__Instructions to follow__
Report every line of the records below that contains the string "name", with case counting.
--- Supplied records ---
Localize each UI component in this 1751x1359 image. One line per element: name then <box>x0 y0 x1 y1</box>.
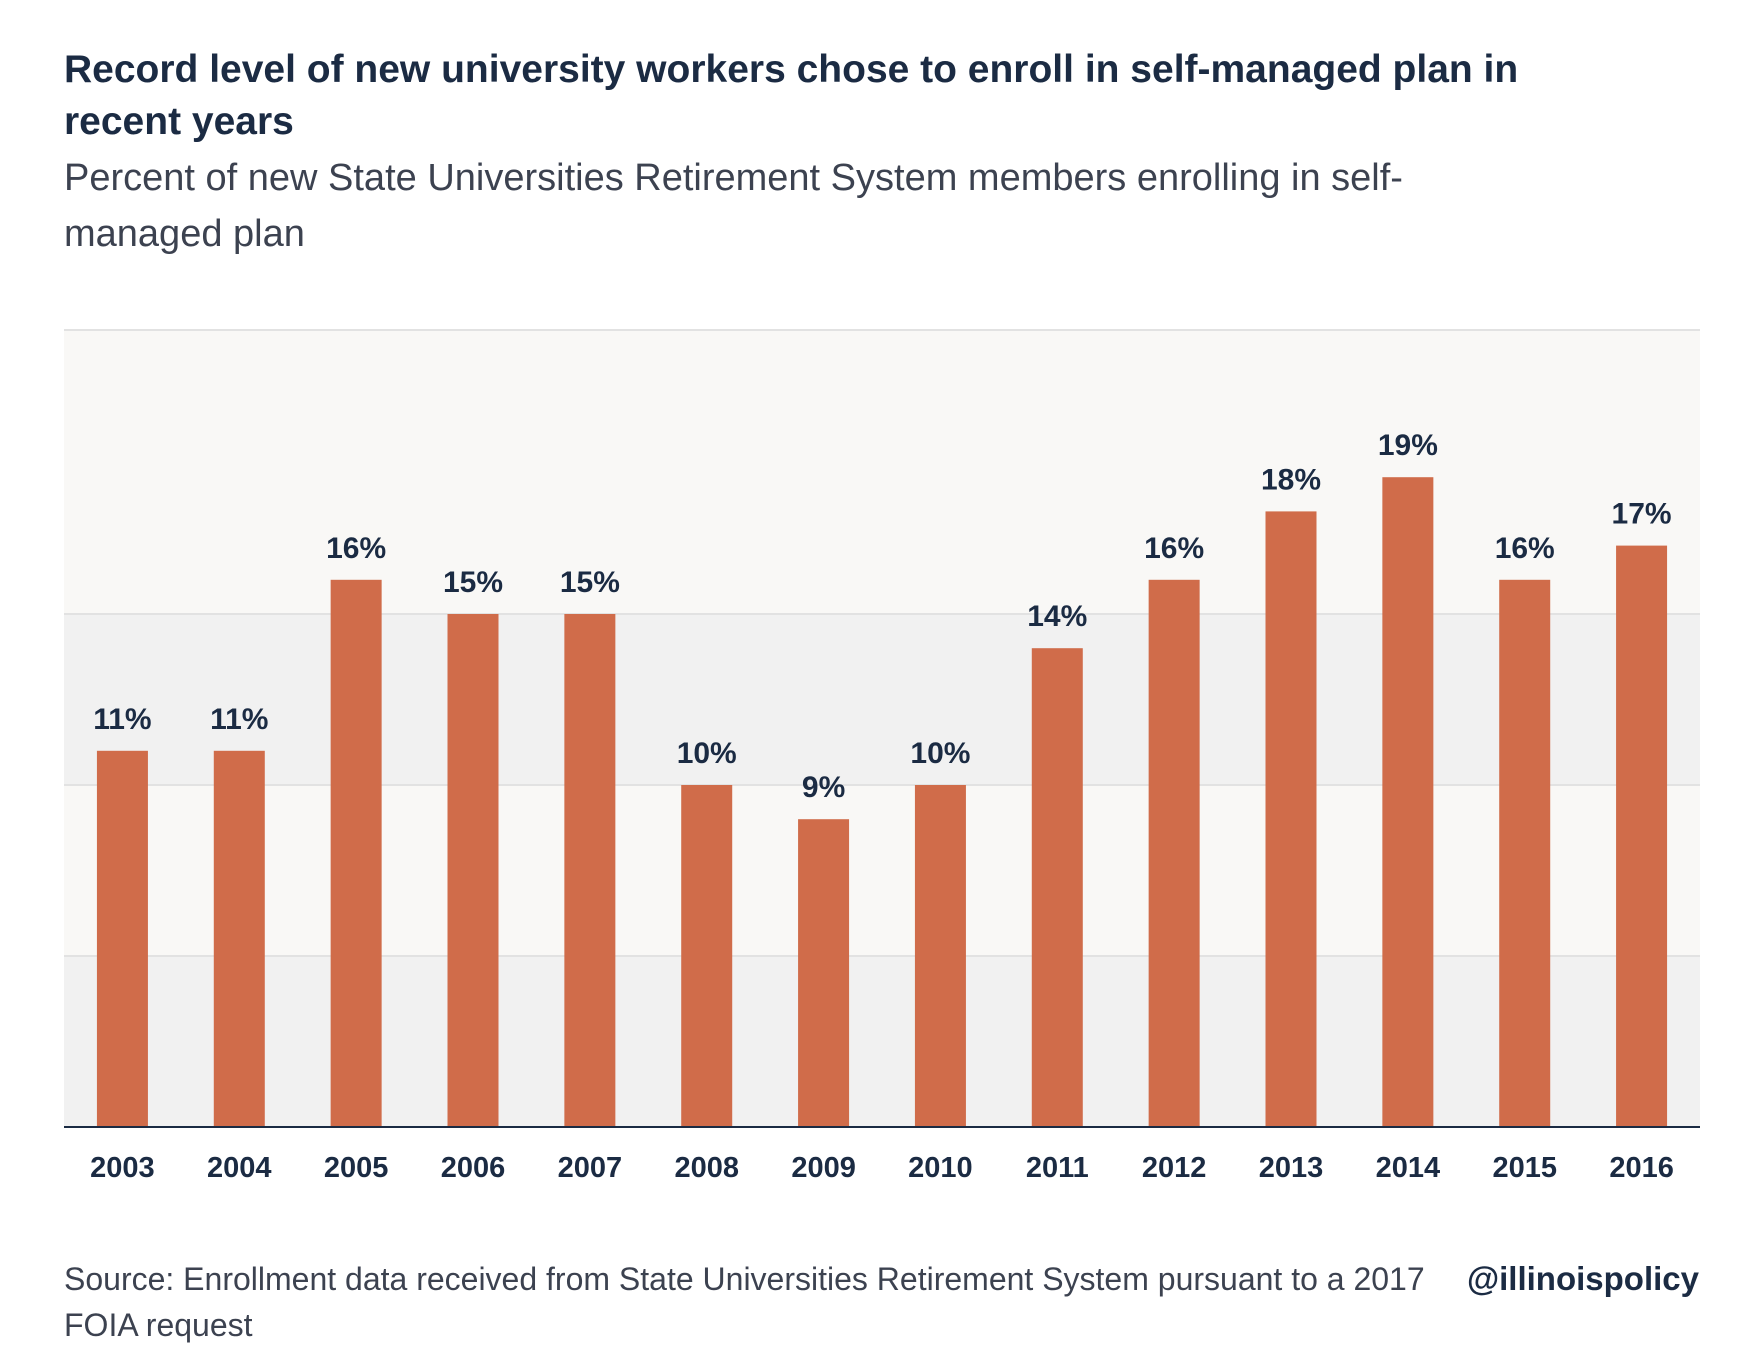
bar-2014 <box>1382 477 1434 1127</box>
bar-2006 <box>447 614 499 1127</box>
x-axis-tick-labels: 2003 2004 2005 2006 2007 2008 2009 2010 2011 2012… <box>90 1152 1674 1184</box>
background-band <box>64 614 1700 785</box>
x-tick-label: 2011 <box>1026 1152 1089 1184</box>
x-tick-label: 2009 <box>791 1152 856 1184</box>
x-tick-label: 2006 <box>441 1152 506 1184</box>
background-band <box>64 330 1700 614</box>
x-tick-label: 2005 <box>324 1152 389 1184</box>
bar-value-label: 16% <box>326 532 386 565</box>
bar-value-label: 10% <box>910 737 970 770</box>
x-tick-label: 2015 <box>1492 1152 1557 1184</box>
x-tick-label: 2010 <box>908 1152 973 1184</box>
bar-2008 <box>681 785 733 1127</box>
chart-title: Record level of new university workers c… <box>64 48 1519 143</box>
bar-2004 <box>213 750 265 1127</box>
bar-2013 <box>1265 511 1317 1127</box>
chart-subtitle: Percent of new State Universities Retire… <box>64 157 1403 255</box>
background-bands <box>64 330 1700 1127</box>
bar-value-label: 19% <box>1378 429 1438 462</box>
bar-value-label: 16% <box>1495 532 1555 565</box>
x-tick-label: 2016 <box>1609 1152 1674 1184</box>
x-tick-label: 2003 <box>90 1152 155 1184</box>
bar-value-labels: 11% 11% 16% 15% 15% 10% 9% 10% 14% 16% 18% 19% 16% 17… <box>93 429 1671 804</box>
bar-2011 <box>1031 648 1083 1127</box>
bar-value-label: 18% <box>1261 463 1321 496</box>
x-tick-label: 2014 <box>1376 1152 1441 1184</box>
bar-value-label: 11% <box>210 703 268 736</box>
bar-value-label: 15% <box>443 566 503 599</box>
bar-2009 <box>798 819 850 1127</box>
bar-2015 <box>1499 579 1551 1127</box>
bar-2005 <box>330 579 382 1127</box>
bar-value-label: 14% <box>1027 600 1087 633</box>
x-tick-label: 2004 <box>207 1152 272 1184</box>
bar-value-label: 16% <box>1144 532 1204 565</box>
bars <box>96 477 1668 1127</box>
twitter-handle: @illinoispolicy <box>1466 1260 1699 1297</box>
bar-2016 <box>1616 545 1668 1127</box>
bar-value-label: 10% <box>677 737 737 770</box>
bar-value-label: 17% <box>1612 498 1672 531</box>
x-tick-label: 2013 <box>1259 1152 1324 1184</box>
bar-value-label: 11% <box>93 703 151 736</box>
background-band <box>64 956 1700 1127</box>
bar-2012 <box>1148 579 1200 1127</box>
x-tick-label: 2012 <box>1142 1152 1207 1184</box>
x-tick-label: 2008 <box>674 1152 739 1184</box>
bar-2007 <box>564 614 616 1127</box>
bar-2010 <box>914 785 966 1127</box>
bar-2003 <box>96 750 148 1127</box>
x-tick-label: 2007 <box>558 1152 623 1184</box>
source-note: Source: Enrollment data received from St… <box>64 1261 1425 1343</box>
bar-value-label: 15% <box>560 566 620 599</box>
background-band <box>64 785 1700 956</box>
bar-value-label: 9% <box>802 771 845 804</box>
---
--- Supplied records ---
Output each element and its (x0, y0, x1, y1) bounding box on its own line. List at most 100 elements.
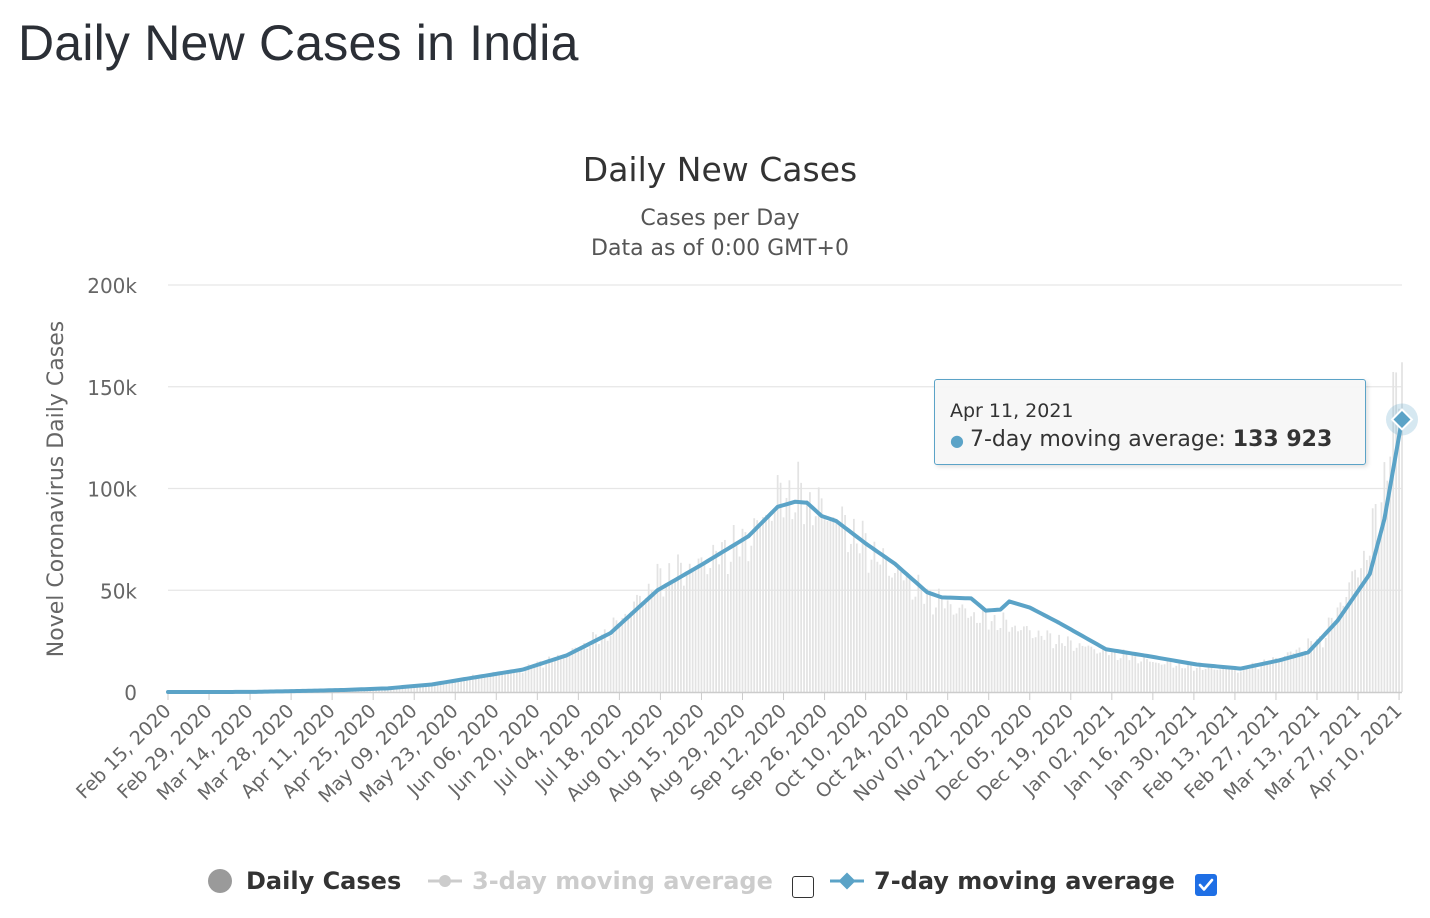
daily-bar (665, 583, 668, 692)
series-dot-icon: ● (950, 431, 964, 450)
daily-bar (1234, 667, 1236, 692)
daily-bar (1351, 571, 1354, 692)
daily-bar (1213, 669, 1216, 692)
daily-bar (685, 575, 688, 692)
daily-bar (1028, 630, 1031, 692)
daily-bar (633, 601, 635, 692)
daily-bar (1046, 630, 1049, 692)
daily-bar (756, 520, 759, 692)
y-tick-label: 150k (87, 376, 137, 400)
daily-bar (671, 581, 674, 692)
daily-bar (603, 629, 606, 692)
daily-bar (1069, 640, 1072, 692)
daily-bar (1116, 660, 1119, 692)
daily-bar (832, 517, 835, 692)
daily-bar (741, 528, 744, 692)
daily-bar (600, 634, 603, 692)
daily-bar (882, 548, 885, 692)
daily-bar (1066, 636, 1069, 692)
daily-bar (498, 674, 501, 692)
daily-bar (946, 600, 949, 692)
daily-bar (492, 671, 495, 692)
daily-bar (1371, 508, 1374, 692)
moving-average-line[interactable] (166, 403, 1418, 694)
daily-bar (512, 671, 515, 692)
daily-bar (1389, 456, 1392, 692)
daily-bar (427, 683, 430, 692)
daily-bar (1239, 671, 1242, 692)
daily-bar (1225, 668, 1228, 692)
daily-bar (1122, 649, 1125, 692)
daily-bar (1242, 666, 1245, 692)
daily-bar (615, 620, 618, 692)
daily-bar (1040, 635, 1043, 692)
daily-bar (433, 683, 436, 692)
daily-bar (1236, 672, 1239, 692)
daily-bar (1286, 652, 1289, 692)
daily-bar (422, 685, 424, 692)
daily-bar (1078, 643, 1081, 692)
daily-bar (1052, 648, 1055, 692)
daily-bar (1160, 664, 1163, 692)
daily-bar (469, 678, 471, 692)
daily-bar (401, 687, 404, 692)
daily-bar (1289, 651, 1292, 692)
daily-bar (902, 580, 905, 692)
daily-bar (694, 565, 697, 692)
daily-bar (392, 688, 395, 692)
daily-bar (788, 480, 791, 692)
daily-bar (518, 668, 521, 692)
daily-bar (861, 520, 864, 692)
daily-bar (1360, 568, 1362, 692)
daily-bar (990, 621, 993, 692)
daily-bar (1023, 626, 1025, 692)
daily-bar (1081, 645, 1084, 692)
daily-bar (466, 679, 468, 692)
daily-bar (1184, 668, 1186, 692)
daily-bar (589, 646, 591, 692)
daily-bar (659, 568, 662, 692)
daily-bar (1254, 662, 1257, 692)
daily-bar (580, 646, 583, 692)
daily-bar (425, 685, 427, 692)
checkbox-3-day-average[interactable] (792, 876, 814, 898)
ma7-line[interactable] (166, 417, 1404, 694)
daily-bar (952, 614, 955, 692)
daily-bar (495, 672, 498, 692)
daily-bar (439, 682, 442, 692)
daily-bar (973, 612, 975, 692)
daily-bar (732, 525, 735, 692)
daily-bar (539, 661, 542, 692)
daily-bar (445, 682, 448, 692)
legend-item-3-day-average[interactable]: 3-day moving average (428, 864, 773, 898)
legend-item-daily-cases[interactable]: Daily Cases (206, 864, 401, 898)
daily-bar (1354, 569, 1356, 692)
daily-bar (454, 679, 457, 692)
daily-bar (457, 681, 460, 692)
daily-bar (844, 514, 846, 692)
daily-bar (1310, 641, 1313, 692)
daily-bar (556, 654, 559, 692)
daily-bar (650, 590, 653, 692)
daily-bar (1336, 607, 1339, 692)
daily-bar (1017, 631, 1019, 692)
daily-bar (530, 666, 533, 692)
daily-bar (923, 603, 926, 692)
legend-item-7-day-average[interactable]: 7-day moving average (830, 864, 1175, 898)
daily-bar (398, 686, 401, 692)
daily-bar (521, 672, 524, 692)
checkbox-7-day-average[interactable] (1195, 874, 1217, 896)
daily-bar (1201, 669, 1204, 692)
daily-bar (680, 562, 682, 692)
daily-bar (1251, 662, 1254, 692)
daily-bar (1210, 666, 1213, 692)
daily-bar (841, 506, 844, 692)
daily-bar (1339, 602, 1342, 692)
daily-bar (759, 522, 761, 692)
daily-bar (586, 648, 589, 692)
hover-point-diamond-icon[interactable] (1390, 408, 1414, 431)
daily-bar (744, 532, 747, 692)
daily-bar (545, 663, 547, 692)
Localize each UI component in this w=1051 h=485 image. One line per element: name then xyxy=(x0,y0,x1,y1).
---
__In response__
Localize each UI component in this 1751x1359 image. One line per element: name then <box>x0 y0 x1 y1</box>.
Localize each UI component in this w=1051 h=485 image. One line per element: name then xyxy=(x0,y0,x1,y1).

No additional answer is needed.